RECORD SET:
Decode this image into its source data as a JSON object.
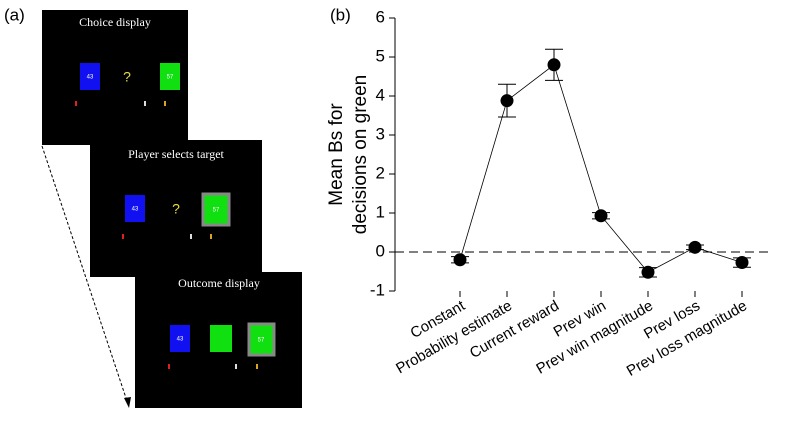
{
  "panel_labels": [
    "(a)",
    "(b)"
  ],
  "screens": [
    {
      "title": "Choice display",
      "left_number": "43",
      "symbol": "?",
      "right_number": "57"
    },
    {
      "title": "Player selects target",
      "left_number": "43",
      "symbol": "?",
      "right_number": "57"
    },
    {
      "title": "Outcome display",
      "left_number": "43",
      "right_number": "57"
    }
  ],
  "chart_data": {
    "type": "line",
    "ylabel": [
      "Mean Bs for",
      "decisions on green"
    ],
    "categories": [
      "Constant",
      "Probability estimate",
      "Current reward",
      "Prev win",
      "Prev win magnitude",
      "Prev loss",
      "Prev loss magnitude"
    ],
    "values": [
      -0.2,
      3.88,
      4.8,
      0.93,
      -0.52,
      0.12,
      -0.27
    ],
    "errors": [
      0.08,
      0.42,
      0.4,
      0.08,
      0.12,
      0.06,
      0.12
    ],
    "color": "#000000",
    "ylim": [
      -1,
      6
    ],
    "yticks": [
      -1,
      0,
      1,
      2,
      3,
      4,
      5,
      6
    ],
    "reference_line": 0
  }
}
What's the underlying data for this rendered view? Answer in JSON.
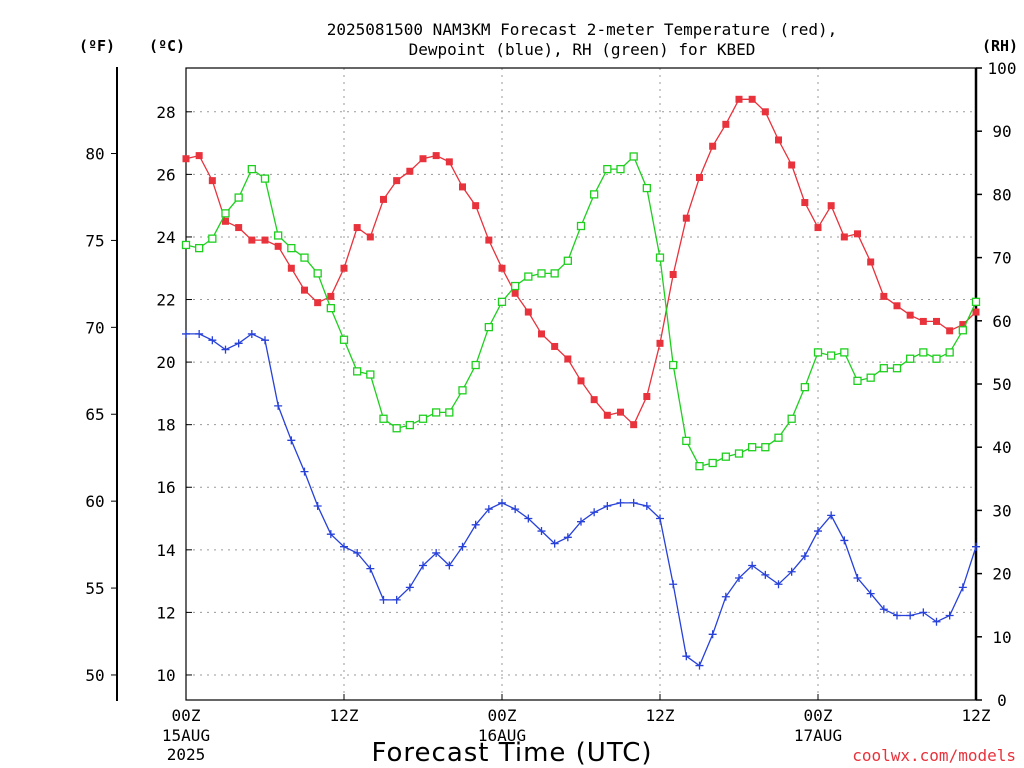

AIM OF THE TASK:
From the data, list each line in which the string "this" appears.

EXERCISE SOLUTION:
Decode this image into its source data as a JSON object.
What's the underlying data for this rendered view? Answer in JSON.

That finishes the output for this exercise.